## Exercise requirements:
Output all entries verbatim. Skip pictures.
------ Dataset records
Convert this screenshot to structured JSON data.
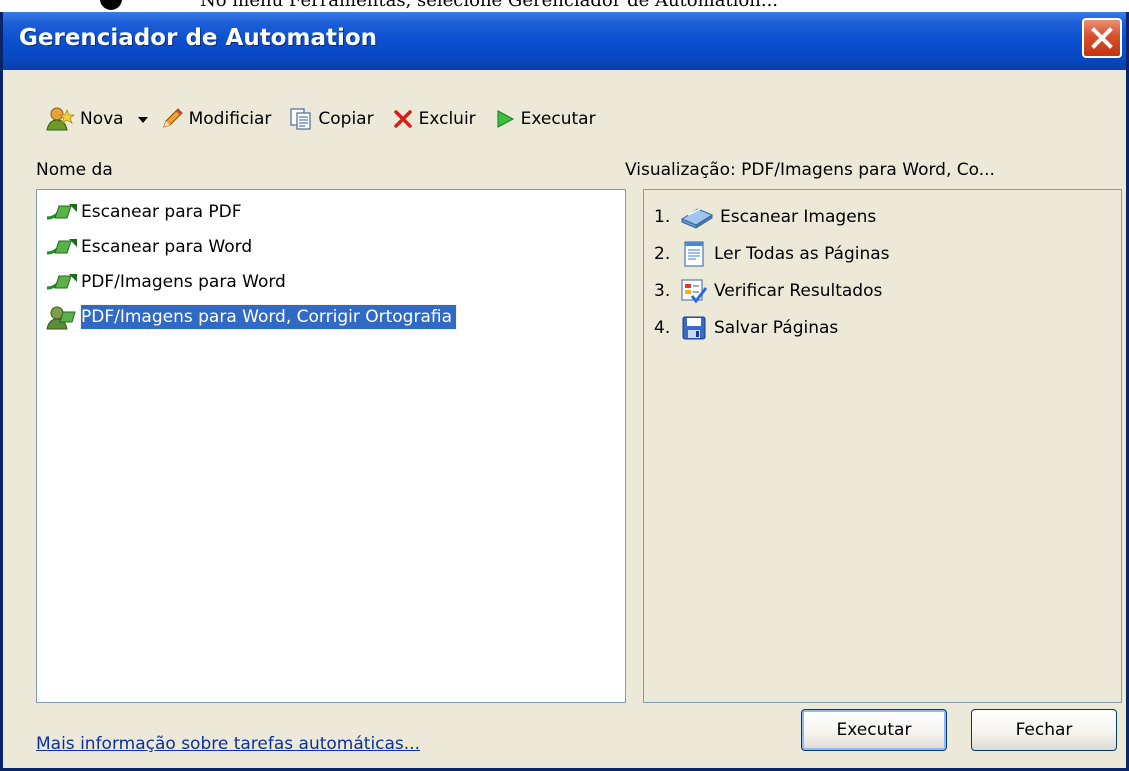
{
  "instruction": {
    "text": "No menu Ferramentas, selecione Gerenciador de Automation..."
  },
  "window": {
    "title": "Gerenciador de Automation"
  },
  "toolbar": {
    "new_label": "Nova",
    "edit_label": "Modificiar",
    "copy_label": "Copiar",
    "delete_label": "Excluir",
    "run_label": "Executar"
  },
  "tasks": {
    "header": "Nome da",
    "items": [
      {
        "label": "Escanear para PDF"
      },
      {
        "label": "Escanear para Word"
      },
      {
        "label": "PDF/Imagens para Word"
      },
      {
        "label": "PDF/Imagens para Word, Corrigir Ortografia",
        "selected": true
      }
    ]
  },
  "preview": {
    "header": "Visualização: PDF/Imagens para Word, Co...",
    "steps": [
      {
        "num": "1.",
        "label": "Escanear Imagens",
        "icon": "scanner-icon"
      },
      {
        "num": "2.",
        "label": "Ler Todas as Páginas",
        "icon": "document-icon"
      },
      {
        "num": "3.",
        "label": "Verificar Resultados",
        "icon": "verify-icon"
      },
      {
        "num": "4.",
        "label": "Salvar Páginas",
        "icon": "floppy-disk-icon"
      }
    ]
  },
  "footer": {
    "link": "Mais informação sobre tarefas automáticas...",
    "execute_label": "Executar",
    "close_label": "Fechar"
  },
  "colors": {
    "titlebar": "#0a4fcf",
    "dialog_bg": "#ece9d8",
    "selection": "#316ac5",
    "link": "#0b2fa8"
  }
}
------------
## Exercise response:
Convert this screenshot to structured JSON data.
{
  "instruction": {
    "text": "No menu Ferramentas, selecione Gerenciador de Automation..."
  },
  "window": {
    "title": "Gerenciador de Automation"
  },
  "toolbar": {
    "new_label": "Nova",
    "edit_label": "Modificiar",
    "copy_label": "Copiar",
    "delete_label": "Excluir",
    "run_label": "Executar"
  },
  "tasks": {
    "header": "Nome da",
    "items": [
      {
        "label": "Escanear para PDF"
      },
      {
        "label": "Escanear para Word"
      },
      {
        "label": "PDF/Imagens para Word"
      },
      {
        "label": "PDF/Imagens para Word, Corrigir Ortografia",
        "selected": true
      }
    ]
  },
  "preview": {
    "header": "Visualização: PDF/Imagens para Word, Co...",
    "steps": [
      {
        "num": "1.",
        "label": "Escanear Imagens",
        "icon": "scanner-icon"
      },
      {
        "num": "2.",
        "label": "Ler Todas as Páginas",
        "icon": "document-icon"
      },
      {
        "num": "3.",
        "label": "Verificar Resultados",
        "icon": "verify-icon"
      },
      {
        "num": "4.",
        "label": "Salvar Páginas",
        "icon": "floppy-disk-icon"
      }
    ]
  },
  "footer": {
    "link": "Mais informação sobre tarefas automáticas...",
    "execute_label": "Executar",
    "close_label": "Fechar"
  },
  "colors": {
    "titlebar": "#0a4fcf",
    "dialog_bg": "#ece9d8",
    "selection": "#316ac5",
    "link": "#0b2fa8"
  }
}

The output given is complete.